Data:
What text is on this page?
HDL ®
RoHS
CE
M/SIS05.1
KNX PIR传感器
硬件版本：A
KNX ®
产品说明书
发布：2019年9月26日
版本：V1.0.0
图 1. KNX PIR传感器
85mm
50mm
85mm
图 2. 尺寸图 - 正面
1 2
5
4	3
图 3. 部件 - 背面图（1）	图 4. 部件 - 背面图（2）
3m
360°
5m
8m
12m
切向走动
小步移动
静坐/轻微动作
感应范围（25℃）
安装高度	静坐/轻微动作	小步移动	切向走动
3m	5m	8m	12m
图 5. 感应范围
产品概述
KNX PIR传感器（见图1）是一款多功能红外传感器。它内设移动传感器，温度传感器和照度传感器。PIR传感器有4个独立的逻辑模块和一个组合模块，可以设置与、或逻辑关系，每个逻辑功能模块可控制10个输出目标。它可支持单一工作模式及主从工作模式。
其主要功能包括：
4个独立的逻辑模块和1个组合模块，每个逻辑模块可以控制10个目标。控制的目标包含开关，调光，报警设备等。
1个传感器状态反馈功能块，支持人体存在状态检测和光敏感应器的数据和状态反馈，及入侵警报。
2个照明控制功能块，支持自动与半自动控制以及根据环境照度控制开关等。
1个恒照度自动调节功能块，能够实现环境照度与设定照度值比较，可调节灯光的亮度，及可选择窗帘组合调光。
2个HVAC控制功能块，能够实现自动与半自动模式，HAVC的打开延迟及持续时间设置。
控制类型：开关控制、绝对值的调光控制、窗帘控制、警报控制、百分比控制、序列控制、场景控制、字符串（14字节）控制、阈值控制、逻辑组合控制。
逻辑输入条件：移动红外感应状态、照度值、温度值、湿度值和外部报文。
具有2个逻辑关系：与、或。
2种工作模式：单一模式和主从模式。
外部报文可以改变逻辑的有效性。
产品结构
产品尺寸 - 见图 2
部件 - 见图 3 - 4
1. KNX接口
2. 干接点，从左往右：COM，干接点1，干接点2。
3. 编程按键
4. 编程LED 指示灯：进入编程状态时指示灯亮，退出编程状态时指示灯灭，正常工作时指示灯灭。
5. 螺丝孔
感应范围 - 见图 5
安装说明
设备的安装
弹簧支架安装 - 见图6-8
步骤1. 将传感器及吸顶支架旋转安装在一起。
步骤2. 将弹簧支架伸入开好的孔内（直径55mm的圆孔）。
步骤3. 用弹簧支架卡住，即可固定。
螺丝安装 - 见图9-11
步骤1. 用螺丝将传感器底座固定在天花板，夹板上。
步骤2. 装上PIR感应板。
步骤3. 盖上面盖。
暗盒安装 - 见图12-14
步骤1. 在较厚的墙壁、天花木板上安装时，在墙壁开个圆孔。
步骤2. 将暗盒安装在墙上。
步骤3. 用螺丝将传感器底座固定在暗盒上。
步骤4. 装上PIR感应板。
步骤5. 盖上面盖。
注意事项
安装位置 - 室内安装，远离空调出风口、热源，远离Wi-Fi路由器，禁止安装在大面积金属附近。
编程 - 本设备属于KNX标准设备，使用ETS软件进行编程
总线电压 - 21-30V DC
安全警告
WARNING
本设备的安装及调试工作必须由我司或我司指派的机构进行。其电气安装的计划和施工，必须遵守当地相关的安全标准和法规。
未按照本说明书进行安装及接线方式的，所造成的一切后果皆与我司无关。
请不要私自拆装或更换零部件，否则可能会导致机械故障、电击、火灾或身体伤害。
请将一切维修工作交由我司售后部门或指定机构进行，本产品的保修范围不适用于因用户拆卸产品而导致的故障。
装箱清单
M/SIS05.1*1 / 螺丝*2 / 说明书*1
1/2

Given instruction: List each line of the records that holds the string "PIR传感器".

Exercise output:
KNX PIR传感器
图 1. KNX PIR传感器
KNX PIR传感器（见图1）是一款多功能红外传感器。它内设移动传感器，温度传感器和照度传感器。PIR传感器有4个独立的逻辑模块和一个组合模块，可以设置与、或逻辑关系，每个逻辑功能模块可控制10个输出目标。它可支持单一工作模式及主从工作模式。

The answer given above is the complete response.